§ Stated task
Locate every line that holds the string "from" and copy it.

Figure content listings

--- --- ---

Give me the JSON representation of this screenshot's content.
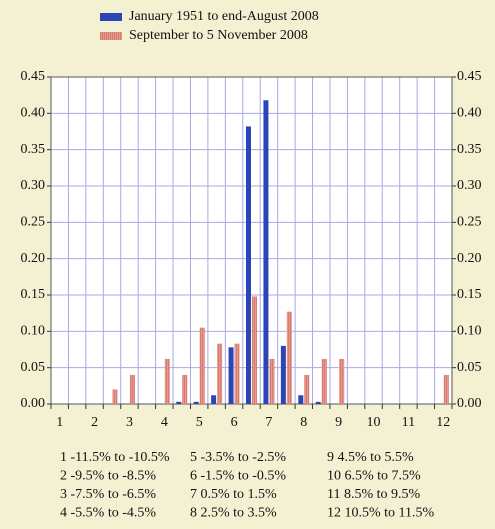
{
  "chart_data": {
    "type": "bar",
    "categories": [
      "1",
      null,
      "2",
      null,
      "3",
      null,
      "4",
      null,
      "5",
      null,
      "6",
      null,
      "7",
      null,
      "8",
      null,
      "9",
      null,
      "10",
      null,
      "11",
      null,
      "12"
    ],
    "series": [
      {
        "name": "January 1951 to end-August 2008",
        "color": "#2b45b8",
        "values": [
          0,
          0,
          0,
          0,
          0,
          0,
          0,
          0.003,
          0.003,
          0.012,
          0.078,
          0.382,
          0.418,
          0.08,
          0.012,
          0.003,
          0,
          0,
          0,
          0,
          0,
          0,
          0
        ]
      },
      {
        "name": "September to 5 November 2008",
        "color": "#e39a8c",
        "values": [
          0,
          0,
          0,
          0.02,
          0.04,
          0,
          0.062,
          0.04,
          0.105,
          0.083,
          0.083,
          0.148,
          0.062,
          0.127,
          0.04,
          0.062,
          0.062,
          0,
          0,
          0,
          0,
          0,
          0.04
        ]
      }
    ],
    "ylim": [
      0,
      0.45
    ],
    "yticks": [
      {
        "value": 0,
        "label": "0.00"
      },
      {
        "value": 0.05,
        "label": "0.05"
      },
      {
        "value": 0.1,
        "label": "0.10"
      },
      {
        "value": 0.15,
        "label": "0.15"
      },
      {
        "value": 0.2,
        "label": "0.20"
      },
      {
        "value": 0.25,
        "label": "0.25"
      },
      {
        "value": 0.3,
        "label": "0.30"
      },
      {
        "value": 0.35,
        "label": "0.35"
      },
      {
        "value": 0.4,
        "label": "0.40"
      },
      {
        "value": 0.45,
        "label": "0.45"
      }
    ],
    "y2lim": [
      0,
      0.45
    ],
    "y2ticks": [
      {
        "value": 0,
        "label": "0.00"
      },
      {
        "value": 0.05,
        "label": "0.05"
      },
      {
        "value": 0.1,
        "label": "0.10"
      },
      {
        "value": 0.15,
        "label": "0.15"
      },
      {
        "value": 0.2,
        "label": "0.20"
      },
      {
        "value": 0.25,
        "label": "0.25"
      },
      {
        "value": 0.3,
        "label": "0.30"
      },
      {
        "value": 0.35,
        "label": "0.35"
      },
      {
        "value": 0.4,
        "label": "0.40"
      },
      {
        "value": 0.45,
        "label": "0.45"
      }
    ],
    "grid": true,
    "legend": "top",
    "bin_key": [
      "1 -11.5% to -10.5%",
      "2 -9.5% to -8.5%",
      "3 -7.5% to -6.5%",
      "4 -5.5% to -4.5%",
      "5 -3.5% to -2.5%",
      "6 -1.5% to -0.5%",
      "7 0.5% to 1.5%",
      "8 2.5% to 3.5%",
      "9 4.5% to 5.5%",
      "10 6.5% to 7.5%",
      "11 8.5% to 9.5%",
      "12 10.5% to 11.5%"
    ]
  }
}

--- --- ---

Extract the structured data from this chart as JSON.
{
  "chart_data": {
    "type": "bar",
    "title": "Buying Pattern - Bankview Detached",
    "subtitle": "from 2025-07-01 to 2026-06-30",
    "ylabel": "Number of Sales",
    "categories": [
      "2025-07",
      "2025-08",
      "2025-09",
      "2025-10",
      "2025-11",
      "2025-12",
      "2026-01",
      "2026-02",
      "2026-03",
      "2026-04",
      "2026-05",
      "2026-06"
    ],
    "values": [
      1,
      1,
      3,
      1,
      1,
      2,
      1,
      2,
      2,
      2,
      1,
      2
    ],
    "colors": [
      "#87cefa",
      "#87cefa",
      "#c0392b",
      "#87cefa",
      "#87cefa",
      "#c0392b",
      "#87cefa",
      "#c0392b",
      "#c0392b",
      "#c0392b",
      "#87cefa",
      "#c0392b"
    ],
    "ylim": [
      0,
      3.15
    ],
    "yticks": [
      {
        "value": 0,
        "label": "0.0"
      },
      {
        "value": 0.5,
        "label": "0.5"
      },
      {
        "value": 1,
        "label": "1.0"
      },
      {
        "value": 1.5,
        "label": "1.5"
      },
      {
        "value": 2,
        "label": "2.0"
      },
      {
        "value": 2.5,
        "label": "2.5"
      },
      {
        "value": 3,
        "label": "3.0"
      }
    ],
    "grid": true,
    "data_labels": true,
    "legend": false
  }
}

--- --- ---

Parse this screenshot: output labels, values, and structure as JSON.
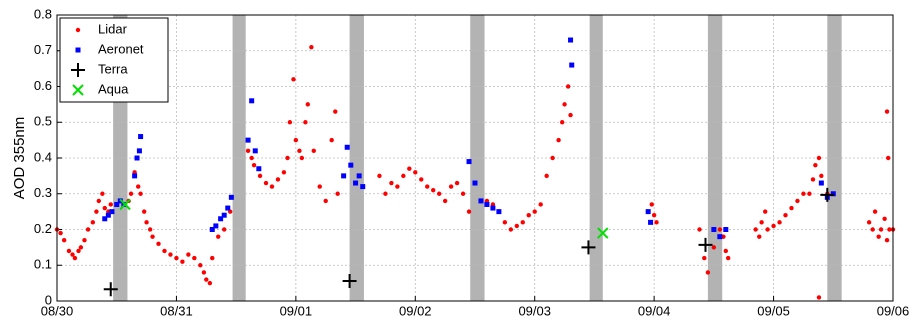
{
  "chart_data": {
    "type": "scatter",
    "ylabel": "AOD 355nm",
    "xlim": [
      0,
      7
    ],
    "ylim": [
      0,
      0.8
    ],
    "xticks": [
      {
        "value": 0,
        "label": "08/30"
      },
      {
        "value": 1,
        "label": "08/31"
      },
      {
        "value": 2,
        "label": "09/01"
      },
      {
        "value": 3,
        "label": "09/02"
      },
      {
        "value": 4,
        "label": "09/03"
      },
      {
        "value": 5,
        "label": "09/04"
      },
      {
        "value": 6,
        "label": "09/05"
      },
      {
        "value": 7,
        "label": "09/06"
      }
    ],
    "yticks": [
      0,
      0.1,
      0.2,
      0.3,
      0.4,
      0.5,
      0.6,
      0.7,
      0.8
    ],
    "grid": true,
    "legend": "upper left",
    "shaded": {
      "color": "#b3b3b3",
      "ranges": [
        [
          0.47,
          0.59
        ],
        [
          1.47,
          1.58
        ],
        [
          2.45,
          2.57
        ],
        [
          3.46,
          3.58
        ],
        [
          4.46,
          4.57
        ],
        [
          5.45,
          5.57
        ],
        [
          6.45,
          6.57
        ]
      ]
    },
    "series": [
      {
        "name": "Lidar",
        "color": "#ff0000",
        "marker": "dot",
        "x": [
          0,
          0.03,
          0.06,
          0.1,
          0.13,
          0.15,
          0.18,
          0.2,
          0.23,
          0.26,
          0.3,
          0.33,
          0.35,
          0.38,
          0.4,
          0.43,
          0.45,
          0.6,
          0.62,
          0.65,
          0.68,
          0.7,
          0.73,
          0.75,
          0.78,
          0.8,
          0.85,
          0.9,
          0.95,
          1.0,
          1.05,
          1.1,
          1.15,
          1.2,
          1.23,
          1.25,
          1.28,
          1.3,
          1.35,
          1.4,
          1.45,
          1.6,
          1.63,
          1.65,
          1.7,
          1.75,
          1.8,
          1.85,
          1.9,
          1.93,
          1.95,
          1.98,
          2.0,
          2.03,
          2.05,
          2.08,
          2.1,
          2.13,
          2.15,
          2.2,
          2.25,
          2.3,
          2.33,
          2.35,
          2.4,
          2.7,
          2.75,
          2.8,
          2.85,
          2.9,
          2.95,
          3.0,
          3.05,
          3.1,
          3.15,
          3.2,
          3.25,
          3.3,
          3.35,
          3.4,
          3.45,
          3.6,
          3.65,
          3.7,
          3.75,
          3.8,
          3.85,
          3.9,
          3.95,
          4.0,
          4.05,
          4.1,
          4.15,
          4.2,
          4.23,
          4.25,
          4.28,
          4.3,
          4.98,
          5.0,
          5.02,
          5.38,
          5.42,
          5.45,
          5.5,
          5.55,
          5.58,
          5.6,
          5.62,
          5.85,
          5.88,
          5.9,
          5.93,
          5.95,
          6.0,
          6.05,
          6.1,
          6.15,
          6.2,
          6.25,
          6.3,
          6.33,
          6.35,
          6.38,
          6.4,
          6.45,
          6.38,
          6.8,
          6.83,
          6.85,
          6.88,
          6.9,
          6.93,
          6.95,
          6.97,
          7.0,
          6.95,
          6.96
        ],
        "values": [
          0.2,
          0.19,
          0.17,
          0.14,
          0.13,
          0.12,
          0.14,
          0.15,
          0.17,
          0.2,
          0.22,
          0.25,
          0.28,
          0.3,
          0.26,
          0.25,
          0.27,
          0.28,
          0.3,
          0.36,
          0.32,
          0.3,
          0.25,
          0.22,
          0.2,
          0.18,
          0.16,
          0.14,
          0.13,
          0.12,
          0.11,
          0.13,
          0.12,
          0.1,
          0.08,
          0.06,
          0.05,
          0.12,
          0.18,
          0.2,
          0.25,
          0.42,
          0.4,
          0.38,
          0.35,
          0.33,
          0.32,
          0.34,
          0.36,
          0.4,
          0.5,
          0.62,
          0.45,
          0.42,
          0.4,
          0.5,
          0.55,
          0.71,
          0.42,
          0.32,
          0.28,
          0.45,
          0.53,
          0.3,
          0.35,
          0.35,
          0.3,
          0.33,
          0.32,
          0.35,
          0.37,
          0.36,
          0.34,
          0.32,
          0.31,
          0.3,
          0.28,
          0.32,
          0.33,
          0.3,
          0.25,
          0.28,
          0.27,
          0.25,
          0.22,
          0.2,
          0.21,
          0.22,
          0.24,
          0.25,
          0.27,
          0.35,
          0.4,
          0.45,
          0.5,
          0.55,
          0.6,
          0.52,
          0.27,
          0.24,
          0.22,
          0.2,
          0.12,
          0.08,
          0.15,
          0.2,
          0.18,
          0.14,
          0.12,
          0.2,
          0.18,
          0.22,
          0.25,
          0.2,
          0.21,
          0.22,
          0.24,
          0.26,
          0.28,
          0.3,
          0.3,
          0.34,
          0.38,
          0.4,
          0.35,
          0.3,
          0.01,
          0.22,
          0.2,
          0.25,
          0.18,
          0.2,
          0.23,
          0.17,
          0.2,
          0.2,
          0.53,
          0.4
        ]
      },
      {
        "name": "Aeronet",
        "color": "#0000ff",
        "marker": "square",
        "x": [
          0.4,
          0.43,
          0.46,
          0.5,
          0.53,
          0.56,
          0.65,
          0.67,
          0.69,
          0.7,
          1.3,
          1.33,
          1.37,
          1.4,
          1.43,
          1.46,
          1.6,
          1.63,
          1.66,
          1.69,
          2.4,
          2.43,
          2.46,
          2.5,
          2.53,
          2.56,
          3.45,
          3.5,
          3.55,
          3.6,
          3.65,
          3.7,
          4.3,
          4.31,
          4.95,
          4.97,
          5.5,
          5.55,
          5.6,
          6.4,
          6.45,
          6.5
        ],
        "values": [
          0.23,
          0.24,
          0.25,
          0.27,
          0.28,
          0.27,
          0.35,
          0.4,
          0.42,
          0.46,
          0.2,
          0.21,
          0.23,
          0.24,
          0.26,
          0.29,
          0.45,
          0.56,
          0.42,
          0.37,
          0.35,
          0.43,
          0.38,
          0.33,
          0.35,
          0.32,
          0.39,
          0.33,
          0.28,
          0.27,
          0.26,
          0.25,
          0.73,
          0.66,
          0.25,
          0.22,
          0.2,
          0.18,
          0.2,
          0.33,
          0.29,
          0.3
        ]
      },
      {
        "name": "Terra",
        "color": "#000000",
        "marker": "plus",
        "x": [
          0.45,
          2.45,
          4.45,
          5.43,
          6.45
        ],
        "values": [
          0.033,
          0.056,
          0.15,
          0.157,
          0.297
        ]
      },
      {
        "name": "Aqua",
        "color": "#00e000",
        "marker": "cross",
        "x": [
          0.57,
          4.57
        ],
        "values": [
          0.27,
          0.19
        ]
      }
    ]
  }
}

--- --- ---

§ Answer to the exercise
Extract the structured data from this chart as JSON.
    "subtitle": "from 2025-07-01 to 2026-06-30",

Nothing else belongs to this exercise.